Texto extraído
────────────────────

El líder de China, Xi Jinping, le dijo al mandatario estadounidense, Donald Trump, durante su reunión de la semana pasada en Beijing que el presidente ruso, Vladimir Putin, podría terminar arrepintiéndose de haber invadido Ucrania, según reveló el diario británico Financial Times a partir de fuentes familiarizadas con la evaluación estadounidense de la cumbre.
De acuerdo con el medio, la conversación formó parte de un intercambio más amplio sobre la guerra en Ucrania y otros asuntos internacionales. El medio también sostuvo que Trump planteó durante el encuentro que Estados Unidos, China y Rusia podrían cooperar contra la Corte Penal Internacional (CPI), al considerar que sus intereses están alineados frente al tribunal.
Según Financial Times, los comentarios atribuidos a Xi representaron un tono más crítico hacia Putin que en ocasiones anteriores. Una persona con conocimiento de reuniones previas entre Xi y el entonces presidente estadounidense, Joe Biden, afirmó al diario que ambos líderes mantuvieron conversaciones “francas y directas” sobre Rusia y Ucrania, aunque Xi nunca había expresado antes una evaluación personal sobre Putin y la guerra.
La información trascendió en la antesala de la llegada de Putin a China para una nueva cumbre con Xi. El mandatario ruso arribará este martes a Beijing, apenas cuatro días después del encuentro entre el líder chino y Trump, en la segunda reunión entre ambos desde el regreso del republicano a la Casa Blanca.
Putin lanzó la invasión a Ucrania en febrero de 2022, tres semanas después de viajar a China y anunciar junto a Xi una asociación “sin límites” entre ambos países. La visita de esta semana también coincide con el 25° aniversario del tratado de amistad sino-ruso firmado por el entonces líder chino, Jiang Zemin, y Putin.
Financial Times señaló que la embajada china en Washington no respondió a los pedidos de comentarios sobre las conversaciones entre Xi y Trump. La Casa Blanca tampoco realizó declaraciones oficiales sobre el contenido del diálogo. El gobierno estadounidense publicó el domingo una hoja informativa sobre la cumbre en Beijing, aunque el documento no incluyó referencias a Putin ni a la guerra en Ucrania.

────────────────────

Líneas listadas
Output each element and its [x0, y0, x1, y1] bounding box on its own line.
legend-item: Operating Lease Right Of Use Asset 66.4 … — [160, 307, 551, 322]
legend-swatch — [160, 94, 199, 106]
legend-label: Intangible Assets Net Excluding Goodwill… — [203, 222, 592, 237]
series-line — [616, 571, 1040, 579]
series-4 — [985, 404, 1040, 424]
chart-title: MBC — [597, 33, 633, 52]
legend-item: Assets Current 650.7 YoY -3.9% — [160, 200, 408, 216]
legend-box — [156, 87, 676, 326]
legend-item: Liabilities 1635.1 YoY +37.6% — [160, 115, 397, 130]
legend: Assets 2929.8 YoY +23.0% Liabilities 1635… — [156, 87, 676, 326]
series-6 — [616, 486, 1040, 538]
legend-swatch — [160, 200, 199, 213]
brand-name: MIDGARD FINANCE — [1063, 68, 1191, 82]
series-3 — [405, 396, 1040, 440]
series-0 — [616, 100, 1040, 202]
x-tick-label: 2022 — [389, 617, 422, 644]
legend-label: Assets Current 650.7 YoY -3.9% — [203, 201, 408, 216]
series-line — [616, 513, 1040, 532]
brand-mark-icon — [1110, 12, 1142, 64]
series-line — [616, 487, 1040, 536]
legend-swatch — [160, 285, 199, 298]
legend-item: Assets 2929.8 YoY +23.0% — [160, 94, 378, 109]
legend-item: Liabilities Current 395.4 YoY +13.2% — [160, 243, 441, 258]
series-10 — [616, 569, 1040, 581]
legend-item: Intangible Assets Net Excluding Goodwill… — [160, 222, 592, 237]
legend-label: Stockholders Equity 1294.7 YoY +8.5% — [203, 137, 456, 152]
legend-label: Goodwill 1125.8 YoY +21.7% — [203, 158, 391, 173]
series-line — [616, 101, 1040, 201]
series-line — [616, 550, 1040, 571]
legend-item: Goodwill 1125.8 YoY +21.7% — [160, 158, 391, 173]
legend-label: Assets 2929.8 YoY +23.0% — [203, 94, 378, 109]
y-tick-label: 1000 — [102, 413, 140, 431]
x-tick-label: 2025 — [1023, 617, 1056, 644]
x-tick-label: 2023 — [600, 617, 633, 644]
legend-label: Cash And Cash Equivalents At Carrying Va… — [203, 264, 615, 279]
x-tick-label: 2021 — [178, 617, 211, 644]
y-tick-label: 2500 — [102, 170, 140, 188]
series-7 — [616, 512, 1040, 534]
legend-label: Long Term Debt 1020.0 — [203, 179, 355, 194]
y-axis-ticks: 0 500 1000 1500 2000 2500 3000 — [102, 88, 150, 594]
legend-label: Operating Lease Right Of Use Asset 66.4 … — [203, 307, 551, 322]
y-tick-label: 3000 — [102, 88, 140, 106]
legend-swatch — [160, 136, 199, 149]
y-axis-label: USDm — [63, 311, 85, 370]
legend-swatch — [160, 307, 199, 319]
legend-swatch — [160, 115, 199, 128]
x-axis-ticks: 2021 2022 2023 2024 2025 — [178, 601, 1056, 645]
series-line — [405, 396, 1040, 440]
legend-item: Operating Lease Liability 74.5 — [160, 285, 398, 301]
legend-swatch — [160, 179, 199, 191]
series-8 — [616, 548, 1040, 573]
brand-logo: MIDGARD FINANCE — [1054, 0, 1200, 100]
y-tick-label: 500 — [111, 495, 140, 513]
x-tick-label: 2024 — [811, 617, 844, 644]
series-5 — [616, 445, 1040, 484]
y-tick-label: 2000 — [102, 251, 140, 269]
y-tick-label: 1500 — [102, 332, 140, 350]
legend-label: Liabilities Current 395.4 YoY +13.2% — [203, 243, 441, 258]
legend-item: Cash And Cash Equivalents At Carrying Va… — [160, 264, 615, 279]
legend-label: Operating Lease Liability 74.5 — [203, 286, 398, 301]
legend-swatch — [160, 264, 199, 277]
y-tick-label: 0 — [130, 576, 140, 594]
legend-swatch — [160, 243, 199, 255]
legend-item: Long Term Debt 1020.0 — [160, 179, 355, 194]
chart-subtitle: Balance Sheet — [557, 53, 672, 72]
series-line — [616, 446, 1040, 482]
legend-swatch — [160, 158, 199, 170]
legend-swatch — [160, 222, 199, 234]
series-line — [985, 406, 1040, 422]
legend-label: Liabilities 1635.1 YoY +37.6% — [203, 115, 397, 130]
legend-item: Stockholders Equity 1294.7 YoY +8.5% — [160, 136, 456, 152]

────────────────────

Lo que se pide
Según la nota sobre la cumbre entre Xi y Trump, ¿por qué planteó Trump que Estados Unidos, China y Rusia podrían cooperar contra la Corte Penal Internacional? Explícalo en una a tres oraciones. Apóyate solo en el texto.

Respuesta
Trump lo planteó porque consideraba que los intereses de Estados Unidos, China y Rusia están alineados frente a ese tribunal.